YOUR TASK ->
Reproduce the full listing below unchanged, apart from the pictures.

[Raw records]

========================================

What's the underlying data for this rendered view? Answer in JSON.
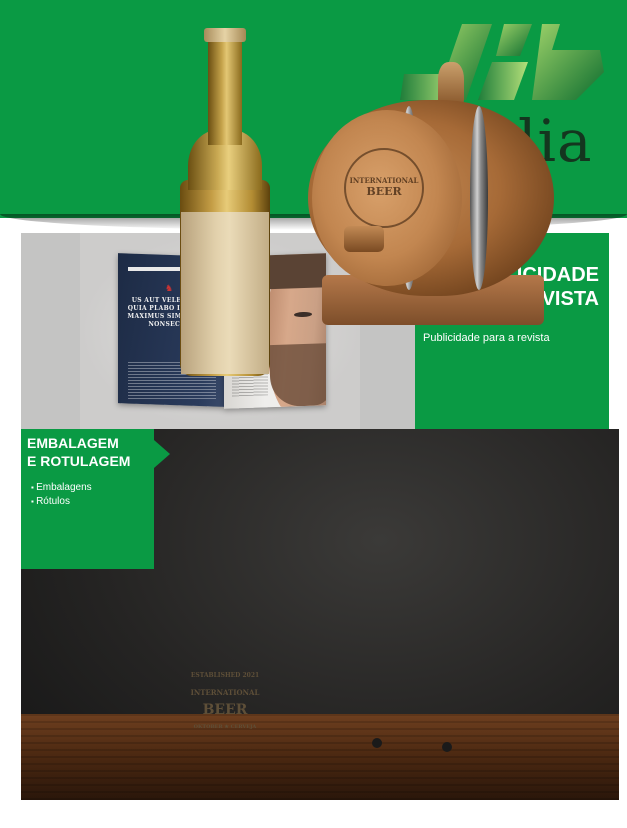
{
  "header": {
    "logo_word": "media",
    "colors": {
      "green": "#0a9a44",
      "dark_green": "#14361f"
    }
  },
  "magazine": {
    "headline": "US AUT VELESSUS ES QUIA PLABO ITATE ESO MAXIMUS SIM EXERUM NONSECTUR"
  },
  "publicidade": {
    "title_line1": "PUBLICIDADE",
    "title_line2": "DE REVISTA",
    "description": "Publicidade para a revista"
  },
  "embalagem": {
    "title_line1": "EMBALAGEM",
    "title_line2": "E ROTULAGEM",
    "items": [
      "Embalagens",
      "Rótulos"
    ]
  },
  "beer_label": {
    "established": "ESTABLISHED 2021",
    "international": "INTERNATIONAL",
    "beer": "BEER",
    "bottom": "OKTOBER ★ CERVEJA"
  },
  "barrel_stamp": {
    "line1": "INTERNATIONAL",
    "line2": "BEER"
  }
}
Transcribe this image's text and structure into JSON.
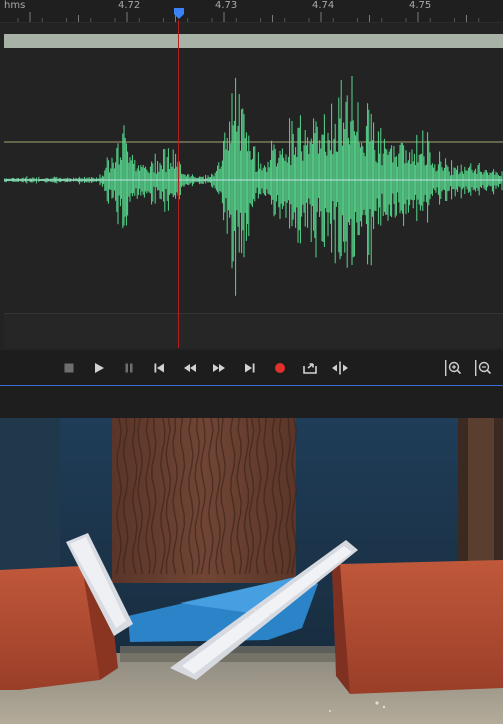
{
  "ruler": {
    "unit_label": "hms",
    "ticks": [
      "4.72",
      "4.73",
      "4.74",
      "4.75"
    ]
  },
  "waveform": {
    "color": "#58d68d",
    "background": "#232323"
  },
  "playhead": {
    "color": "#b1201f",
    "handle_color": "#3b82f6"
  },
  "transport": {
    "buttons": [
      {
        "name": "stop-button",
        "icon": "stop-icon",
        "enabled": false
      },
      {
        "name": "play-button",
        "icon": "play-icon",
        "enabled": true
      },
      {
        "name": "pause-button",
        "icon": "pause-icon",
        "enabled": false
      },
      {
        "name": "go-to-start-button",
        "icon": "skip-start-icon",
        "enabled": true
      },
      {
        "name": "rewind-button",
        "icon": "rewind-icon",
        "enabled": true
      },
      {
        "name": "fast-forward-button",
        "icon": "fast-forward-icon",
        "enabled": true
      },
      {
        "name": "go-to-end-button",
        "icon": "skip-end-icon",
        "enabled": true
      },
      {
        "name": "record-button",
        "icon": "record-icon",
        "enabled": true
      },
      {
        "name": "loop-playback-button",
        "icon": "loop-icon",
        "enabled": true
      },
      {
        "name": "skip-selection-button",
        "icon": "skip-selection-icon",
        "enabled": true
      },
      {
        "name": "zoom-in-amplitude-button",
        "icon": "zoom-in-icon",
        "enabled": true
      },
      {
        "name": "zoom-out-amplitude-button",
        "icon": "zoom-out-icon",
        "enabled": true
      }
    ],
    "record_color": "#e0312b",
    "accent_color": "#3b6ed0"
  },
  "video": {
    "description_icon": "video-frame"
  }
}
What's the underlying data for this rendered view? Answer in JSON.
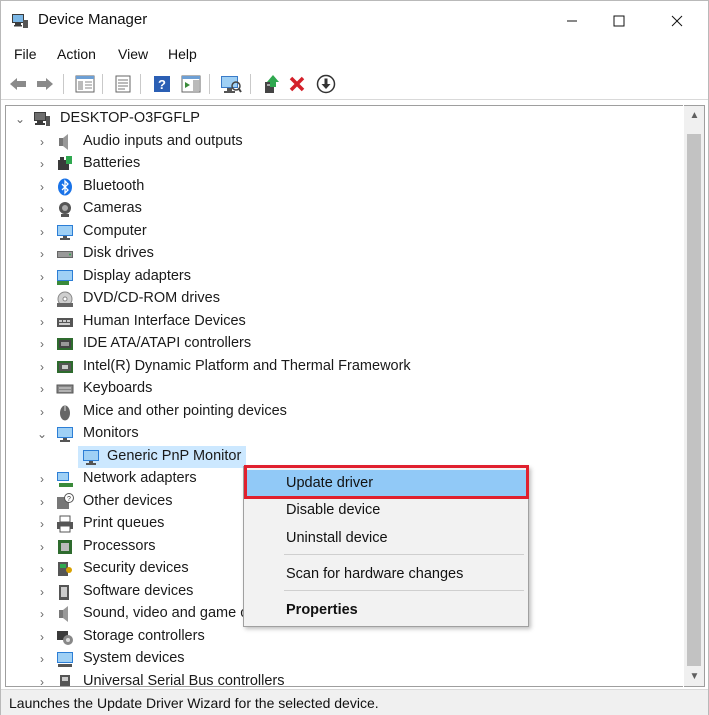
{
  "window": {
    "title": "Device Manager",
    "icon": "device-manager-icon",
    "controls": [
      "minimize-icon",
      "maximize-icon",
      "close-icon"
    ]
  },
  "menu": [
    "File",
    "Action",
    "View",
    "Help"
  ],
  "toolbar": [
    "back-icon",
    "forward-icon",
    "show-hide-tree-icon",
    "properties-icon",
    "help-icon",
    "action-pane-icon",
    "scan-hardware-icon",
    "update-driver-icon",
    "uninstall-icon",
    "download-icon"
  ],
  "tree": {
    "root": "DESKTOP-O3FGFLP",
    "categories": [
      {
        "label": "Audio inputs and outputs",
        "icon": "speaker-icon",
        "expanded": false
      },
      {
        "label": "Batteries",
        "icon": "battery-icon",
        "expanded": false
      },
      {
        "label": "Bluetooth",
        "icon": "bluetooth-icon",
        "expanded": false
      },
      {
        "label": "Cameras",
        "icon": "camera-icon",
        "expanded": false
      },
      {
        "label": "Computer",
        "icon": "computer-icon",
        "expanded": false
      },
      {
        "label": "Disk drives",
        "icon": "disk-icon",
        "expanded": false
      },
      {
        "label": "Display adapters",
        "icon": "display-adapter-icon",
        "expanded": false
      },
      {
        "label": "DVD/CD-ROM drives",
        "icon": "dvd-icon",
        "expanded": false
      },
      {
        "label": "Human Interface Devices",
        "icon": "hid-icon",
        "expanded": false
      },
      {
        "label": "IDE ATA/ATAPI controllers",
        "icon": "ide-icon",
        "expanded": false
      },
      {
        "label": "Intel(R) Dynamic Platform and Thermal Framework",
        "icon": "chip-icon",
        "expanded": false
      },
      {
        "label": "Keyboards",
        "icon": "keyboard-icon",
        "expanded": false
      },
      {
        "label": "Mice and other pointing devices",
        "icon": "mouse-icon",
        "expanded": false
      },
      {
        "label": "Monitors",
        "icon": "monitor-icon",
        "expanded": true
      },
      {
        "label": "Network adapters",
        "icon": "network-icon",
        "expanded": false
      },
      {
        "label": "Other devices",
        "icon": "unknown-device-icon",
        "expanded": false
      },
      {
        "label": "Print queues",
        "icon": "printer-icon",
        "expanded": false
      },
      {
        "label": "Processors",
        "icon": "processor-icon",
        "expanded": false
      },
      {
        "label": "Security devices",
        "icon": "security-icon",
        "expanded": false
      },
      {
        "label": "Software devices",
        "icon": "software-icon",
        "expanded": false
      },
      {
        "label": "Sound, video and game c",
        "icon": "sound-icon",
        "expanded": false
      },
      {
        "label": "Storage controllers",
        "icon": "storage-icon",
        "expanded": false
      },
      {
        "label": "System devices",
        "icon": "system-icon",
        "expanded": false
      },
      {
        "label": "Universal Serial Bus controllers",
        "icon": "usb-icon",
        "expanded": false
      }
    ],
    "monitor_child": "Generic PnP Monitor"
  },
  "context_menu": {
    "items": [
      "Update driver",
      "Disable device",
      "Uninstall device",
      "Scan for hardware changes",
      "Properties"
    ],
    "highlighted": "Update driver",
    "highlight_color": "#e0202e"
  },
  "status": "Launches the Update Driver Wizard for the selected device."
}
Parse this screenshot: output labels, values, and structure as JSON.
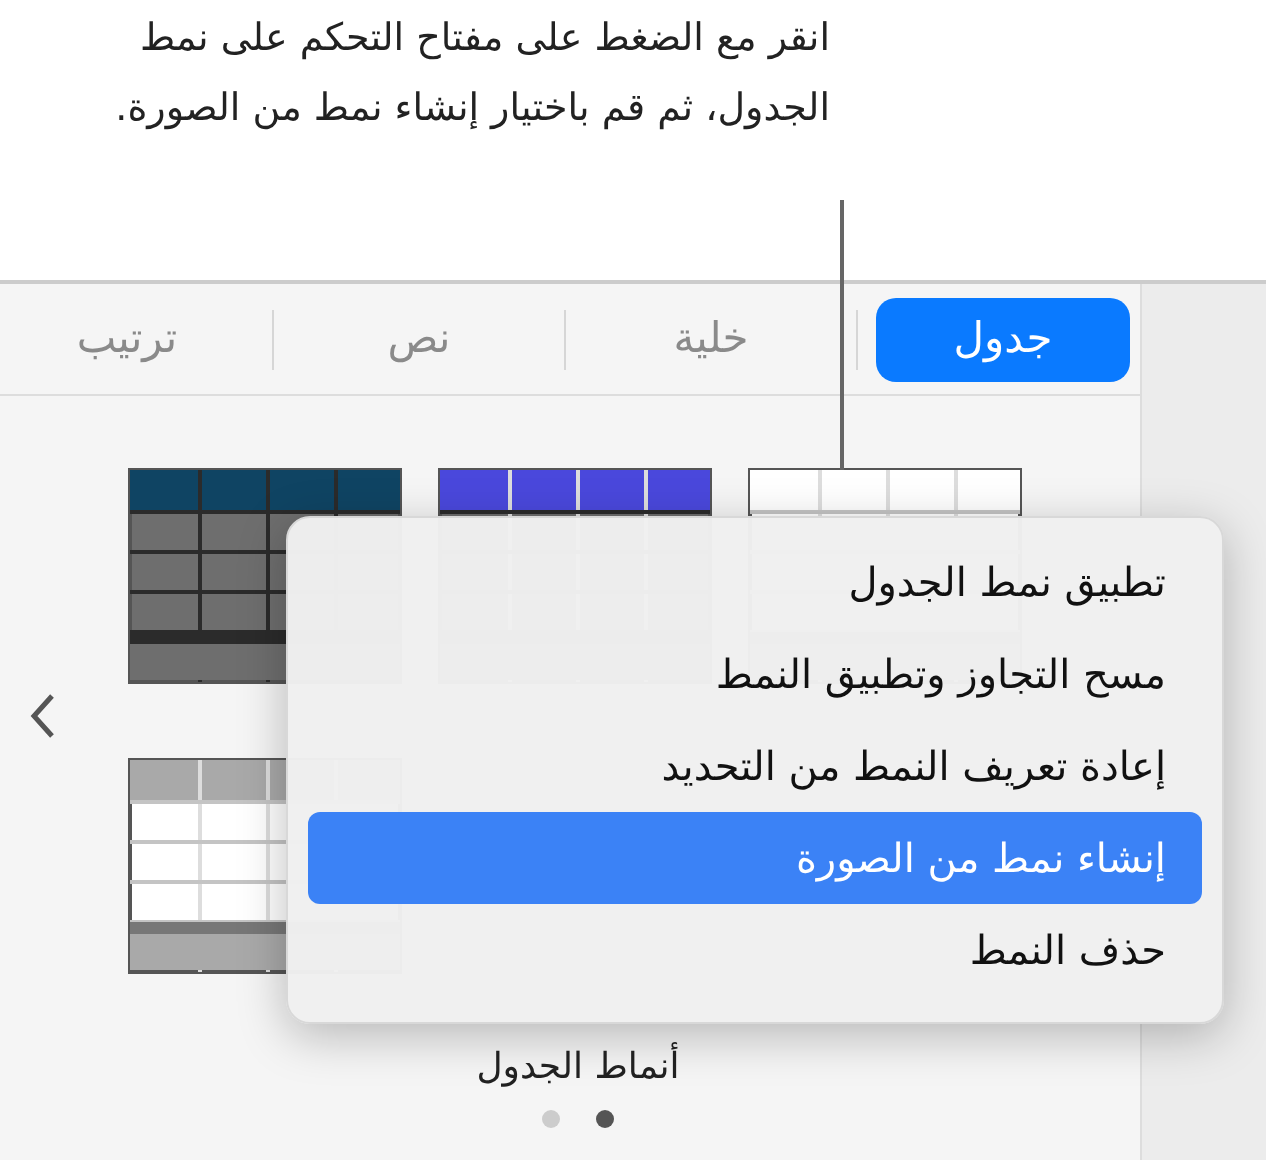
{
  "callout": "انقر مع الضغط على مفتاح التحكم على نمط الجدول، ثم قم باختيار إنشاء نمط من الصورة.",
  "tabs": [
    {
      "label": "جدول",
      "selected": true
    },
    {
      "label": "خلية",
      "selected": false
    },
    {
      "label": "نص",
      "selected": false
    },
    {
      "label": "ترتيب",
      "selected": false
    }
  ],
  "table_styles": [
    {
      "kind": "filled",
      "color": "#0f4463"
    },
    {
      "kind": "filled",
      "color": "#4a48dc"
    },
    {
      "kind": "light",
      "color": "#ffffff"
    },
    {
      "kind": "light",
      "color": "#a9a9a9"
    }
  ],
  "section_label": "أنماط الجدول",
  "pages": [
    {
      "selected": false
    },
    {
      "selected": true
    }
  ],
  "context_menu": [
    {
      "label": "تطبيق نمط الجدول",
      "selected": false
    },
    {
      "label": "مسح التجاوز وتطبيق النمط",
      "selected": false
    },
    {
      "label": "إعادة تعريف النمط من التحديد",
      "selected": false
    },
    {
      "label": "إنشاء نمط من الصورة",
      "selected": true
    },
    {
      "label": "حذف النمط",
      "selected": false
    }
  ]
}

========================================

TASK ANSWER ->
What's the underlying data for this rendered view? Answer in JSON.
{
  "header": {
    "logo_word": "media",
    "colors": {
      "green": "#0a9a44",
      "dark_green": "#14361f"
    }
  },
  "magazine": {
    "headline": "US AUT VELESSUS ES QUIA PLABO ITATE ESO MAXIMUS SIM EXERUM NONSECTUR"
  },
  "publicidade": {
    "title_line1": "PUBLICIDADE",
    "title_line2": "DE REVISTA",
    "description": "Publicidade para a revista"
  },
  "embalagem": {
    "title_line1": "EMBALAGEM",
    "title_line2": "E ROTULAGEM",
    "items": [
      "Embalagens",
      "Rótulos"
    ]
  },
  "beer_label": {
    "established": "ESTABLISHED 2021",
    "international": "INTERNATIONAL",
    "beer": "BEER",
    "bottom": "OKTOBER ★ CERVEJA"
  },
  "barrel_stamp": {
    "line1": "INTERNATIONAL",
    "line2": "BEER"
  }
}
Transcribe this image's text and structure into JSON.
{
  "ruler": {
    "unit_label": "hms",
    "ticks": [
      "4.72",
      "4.73",
      "4.74",
      "4.75"
    ]
  },
  "waveform": {
    "color": "#58d68d",
    "background": "#232323"
  },
  "playhead": {
    "color": "#b1201f",
    "handle_color": "#3b82f6"
  },
  "transport": {
    "buttons": [
      {
        "name": "stop-button",
        "icon": "stop-icon",
        "enabled": false
      },
      {
        "name": "play-button",
        "icon": "play-icon",
        "enabled": true
      },
      {
        "name": "pause-button",
        "icon": "pause-icon",
        "enabled": false
      },
      {
        "name": "go-to-start-button",
        "icon": "skip-start-icon",
        "enabled": true
      },
      {
        "name": "rewind-button",
        "icon": "rewind-icon",
        "enabled": true
      },
      {
        "name": "fast-forward-button",
        "icon": "fast-forward-icon",
        "enabled": true
      },
      {
        "name": "go-to-end-button",
        "icon": "skip-end-icon",
        "enabled": true
      },
      {
        "name": "record-button",
        "icon": "record-icon",
        "enabled": true
      },
      {
        "name": "loop-playback-button",
        "icon": "loop-icon",
        "enabled": true
      },
      {
        "name": "skip-selection-button",
        "icon": "skip-selection-icon",
        "enabled": true
      },
      {
        "name": "zoom-in-amplitude-button",
        "icon": "zoom-in-icon",
        "enabled": true
      },
      {
        "name": "zoom-out-amplitude-button",
        "icon": "zoom-out-icon",
        "enabled": true
      }
    ],
    "record_color": "#e0312b",
    "accent_color": "#3b6ed0"
  },
  "video": {
    "description_icon": "video-frame"
  }
}
What's the underlying data for this rendered view? Answer in JSON.
{
  "window": {
    "title": "Device Manager",
    "icon": "device-manager-icon",
    "controls": [
      "minimize-icon",
      "maximize-icon",
      "close-icon"
    ]
  },
  "menu": [
    "File",
    "Action",
    "View",
    "Help"
  ],
  "toolbar": [
    "back-icon",
    "forward-icon",
    "show-hide-tree-icon",
    "properties-icon",
    "help-icon",
    "action-pane-icon",
    "scan-hardware-icon",
    "update-driver-icon",
    "uninstall-icon",
    "download-icon"
  ],
  "tree": {
    "root": "DESKTOP-O3FGFLP",
    "categories": [
      {
        "label": "Audio inputs and outputs",
        "icon": "speaker-icon",
        "expanded": false
      },
      {
        "label": "Batteries",
        "icon": "battery-icon",
        "expanded": false
      },
      {
        "label": "Bluetooth",
        "icon": "bluetooth-icon",
        "expanded": false
      },
      {
        "label": "Cameras",
        "icon": "camera-icon",
        "expanded": false
      },
      {
        "label": "Computer",
        "icon": "computer-icon",
        "expanded": false
      },
      {
        "label": "Disk drives",
        "icon": "disk-icon",
        "expanded": false
      },
      {
        "label": "Display adapters",
        "icon": "display-adapter-icon",
        "expanded": false
      },
      {
        "label": "DVD/CD-ROM drives",
        "icon": "dvd-icon",
        "expanded": false
      },
      {
        "label": "Human Interface Devices",
        "icon": "hid-icon",
        "expanded": false
      },
      {
        "label": "IDE ATA/ATAPI controllers",
        "icon": "ide-icon",
        "expanded": false
      },
      {
        "label": "Intel(R) Dynamic Platform and Thermal Framework",
        "icon": "chip-icon",
        "expanded": false
      },
      {
        "label": "Keyboards",
        "icon": "keyboard-icon",
        "expanded": false
      },
      {
        "label": "Mice and other pointing devices",
        "icon": "mouse-icon",
        "expanded": false
      },
      {
        "label": "Monitors",
        "icon": "monitor-icon",
        "expanded": true
      },
      {
        "label": "Network adapters",
        "icon": "network-icon",
        "expanded": false
      },
      {
        "label": "Other devices",
        "icon": "unknown-device-icon",
        "expanded": false
      },
      {
        "label": "Print queues",
        "icon": "printer-icon",
        "expanded": false
      },
      {
        "label": "Processors",
        "icon": "processor-icon",
        "expanded": false
      },
      {
        "label": "Security devices",
        "icon": "security-icon",
        "expanded": false
      },
      {
        "label": "Software devices",
        "icon": "software-icon",
        "expanded": false
      },
      {
        "label": "Sound, video and game c",
        "icon": "sound-icon",
        "expanded": false
      },
      {
        "label": "Storage controllers",
        "icon": "storage-icon",
        "expanded": false
      },
      {
        "label": "System devices",
        "icon": "system-icon",
        "expanded": false
      },
      {
        "label": "Universal Serial Bus controllers",
        "icon": "usb-icon",
        "expanded": false
      }
    ],
    "monitor_child": "Generic PnP Monitor"
  },
  "context_menu": {
    "items": [
      "Update driver",
      "Disable device",
      "Uninstall device",
      "Scan for hardware changes",
      "Properties"
    ],
    "highlighted": "Update driver",
    "highlight_color": "#e0202e"
  },
  "status": "Launches the Update Driver Wizard for the selected device."
}
Parse this screenshot: output labels, values, and structure as JSON.
{
  "callout": "انقر مع الضغط على مفتاح التحكم على نمط الجدول، ثم قم باختيار إنشاء نمط من الصورة.",
  "tabs": [
    {
      "label": "جدول",
      "selected": true
    },
    {
      "label": "خلية",
      "selected": false
    },
    {
      "label": "نص",
      "selected": false
    },
    {
      "label": "ترتيب",
      "selected": false
    }
  ],
  "table_styles": [
    {
      "kind": "filled",
      "color": "#0f4463"
    },
    {
      "kind": "filled",
      "color": "#4a48dc"
    },
    {
      "kind": "light",
      "color": "#ffffff"
    },
    {
      "kind": "light",
      "color": "#a9a9a9"
    }
  ],
  "section_label": "أنماط الجدول",
  "pages": [
    {
      "selected": false
    },
    {
      "selected": true
    }
  ],
  "context_menu": [
    {
      "label": "تطبيق نمط الجدول",
      "selected": false
    },
    {
      "label": "مسح التجاوز وتطبيق النمط",
      "selected": false
    },
    {
      "label": "إعادة تعريف النمط من التحديد",
      "selected": false
    },
    {
      "label": "إنشاء نمط من الصورة",
      "selected": true
    },
    {
      "label": "حذف النمط",
      "selected": false
    }
  ]
}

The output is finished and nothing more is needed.